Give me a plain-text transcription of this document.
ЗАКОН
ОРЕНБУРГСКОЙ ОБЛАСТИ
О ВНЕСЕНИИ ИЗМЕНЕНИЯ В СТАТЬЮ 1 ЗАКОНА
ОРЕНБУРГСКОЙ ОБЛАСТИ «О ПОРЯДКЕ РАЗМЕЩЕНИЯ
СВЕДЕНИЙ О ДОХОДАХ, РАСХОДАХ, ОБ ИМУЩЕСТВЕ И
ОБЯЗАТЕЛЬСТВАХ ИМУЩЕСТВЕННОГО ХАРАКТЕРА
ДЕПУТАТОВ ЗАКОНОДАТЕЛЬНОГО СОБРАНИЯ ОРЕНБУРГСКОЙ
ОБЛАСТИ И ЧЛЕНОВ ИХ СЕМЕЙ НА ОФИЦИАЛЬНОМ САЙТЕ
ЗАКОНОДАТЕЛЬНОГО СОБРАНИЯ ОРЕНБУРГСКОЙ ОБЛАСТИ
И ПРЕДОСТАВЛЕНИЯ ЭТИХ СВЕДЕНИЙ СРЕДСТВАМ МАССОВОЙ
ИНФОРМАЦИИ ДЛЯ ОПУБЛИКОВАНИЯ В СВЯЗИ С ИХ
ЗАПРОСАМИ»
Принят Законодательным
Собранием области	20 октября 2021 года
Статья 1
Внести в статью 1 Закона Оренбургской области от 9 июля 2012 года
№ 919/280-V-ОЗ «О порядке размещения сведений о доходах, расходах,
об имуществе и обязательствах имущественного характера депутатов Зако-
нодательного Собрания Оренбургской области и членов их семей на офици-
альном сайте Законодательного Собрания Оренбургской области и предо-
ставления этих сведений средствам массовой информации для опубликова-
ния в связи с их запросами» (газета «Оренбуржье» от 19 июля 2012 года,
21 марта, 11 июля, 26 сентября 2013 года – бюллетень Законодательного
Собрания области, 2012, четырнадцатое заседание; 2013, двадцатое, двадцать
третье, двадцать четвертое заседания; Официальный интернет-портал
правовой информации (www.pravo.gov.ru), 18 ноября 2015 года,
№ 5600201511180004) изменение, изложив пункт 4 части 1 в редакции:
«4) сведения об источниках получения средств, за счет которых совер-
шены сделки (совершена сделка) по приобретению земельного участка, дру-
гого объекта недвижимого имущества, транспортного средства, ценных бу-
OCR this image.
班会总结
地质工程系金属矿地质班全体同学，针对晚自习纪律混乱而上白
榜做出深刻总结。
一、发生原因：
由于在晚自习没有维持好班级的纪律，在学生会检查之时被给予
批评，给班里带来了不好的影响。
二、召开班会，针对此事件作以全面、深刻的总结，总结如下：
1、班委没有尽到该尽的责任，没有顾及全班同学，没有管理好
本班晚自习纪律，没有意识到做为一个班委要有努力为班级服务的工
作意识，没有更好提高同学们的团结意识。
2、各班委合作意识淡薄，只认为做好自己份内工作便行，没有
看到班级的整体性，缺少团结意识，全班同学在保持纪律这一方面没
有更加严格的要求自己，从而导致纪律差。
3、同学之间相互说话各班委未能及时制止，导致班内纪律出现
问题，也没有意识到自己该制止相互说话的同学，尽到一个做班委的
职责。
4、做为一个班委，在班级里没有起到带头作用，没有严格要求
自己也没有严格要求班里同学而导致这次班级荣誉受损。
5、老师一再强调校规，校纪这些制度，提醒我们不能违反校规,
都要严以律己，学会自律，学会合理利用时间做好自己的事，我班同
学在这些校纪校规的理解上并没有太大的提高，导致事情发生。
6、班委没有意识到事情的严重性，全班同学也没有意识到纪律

+-------+

— What needs to be done —
Output the entries exactly.

— Solution —
Give me a plain-text transcription of this document.
ЗАКОН
ОРЕНБУРГСКОЙ ОБЛАСТИ
О ВНЕСЕНИИ ИЗМЕНЕНИЯ В СТАТЬЮ 1 ЗАКОНА
ОРЕНБУРГСКОЙ ОБЛАСТИ «О ПОРЯДКЕ РАЗМЕЩЕНИЯ
СВЕДЕНИЙ О ДОХОДАХ, РАСХОДАХ, ОБ ИМУЩЕСТВЕ И
ОБЯЗАТЕЛЬСТВАХ ИМУЩЕСТВЕННОГО ХАРАКТЕРА
ДЕПУТАТОВ ЗАКОНОДАТЕЛЬНОГО СОБРАНИЯ ОРЕНБУРГСКОЙ
ОБЛАСТИ И ЧЛЕНОВ ИХ СЕМЕЙ НА ОФИЦИАЛЬНОМ САЙТЕ
ЗАКОНОДАТЕЛЬНОГО СОБРАНИЯ ОРЕНБУРГСКОЙ ОБЛАСТИ
И ПРЕДОСТАВЛЕНИЯ ЭТИХ СВЕДЕНИЙ СРЕДСТВАМ МАССОВОЙ
ИНФОРМАЦИИ ДЛЯ ОПУБЛИКОВАНИЯ В СВЯЗИ С ИХ
ЗАПРОСАМИ»
Принят Законодательным
Собранием области	20 октября 2021 года
Статья 1
Внести в статью 1 Закона Оренбургской области от 9 июля 2012 года
№ 919/280-V-ОЗ «О порядке размещения сведений о доходах, расходах,
об имуществе и обязательствах имущественного характера депутатов Зако-
нодательного Собрания Оренбургской области и членов их семей на офици-
альном сайте Законодательного Собрания Оренбургской области и предо-
ставления этих сведений средствам массовой информации для опубликова-
ния в связи с их запросами» (газета «Оренбуржье» от 19 июля 2012 года,
21 марта, 11 июля, 26 сентября 2013 года – бюллетень Законодательного
Собрания области, 2012, четырнадцатое заседание; 2013, двадцатое, двадцать
третье, двадцать четвертое заседания; Официальный интернет-портал
правовой информации (www.pravo.gov.ru), 18 ноября 2015 года,
№ 5600201511180004) изменение, изложив пункт 4 части 1 в редакции:
«4) сведения об источниках получения средств, за счет которых совер-
шены сделки (совершена сделка) по приобретению земельного участка, дру-
гого объекта недвижимого имущества, транспортного средства, ценных бу-
OCR this image.
班会总结
地质工程系金属矿地质班全体同学，针对晚自习纪律混乱而上白
榜做出深刻总结。
一、发生原因：
由于在晚自习没有维持好班级的纪律，在学生会检查之时被给予
批评，给班里带来了不好的影响。
二、召开班会，针对此事件作以全面、深刻的总结，总结如下：
1、班委没有尽到该尽的责任，没有顾及全班同学，没有管理好
本班晚自习纪律，没有意识到做为一个班委要有努力为班级服务的工
作意识，没有更好提高同学们的团结意识。
2、各班委合作意识淡薄，只认为做好自己份内工作便行，没有
看到班级的整体性，缺少团结意识，全班同学在保持纪律这一方面没
有更加严格的要求自己，从而导致纪律差。
3、同学之间相互说话各班委未能及时制止，导致班内纪律出现
问题，也没有意识到自己该制止相互说话的同学，尽到一个做班委的
职责。
4、做为一个班委，在班级里没有起到带头作用，没有严格要求
自己也没有严格要求班里同学而导致这次班级荣誉受损。
5、老师一再强调校规，校纪这些制度，提醒我们不能违反校规,
都要严以律己，学会自律，学会合理利用时间做好自己的事，我班同
学在这些校纪校规的理解上并没有太大的提高，导致事情发生。
6、班委没有意识到事情的严重性，全班同学也没有意识到纪律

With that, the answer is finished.